Using the listing below, give the number of lines where "trillion" appears, and nothing else.

Rows from a figure dataset:
+ + + +

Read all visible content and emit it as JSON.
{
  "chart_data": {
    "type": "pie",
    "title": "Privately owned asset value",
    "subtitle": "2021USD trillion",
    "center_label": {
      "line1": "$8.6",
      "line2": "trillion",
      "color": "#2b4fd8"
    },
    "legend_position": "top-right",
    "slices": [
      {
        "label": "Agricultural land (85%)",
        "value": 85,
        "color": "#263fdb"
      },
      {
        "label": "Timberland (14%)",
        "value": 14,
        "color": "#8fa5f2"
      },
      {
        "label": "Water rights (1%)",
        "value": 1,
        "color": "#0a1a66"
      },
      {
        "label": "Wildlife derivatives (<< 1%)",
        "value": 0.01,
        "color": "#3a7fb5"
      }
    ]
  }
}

+ + + +

» **RESULT OF THE TASK**:
2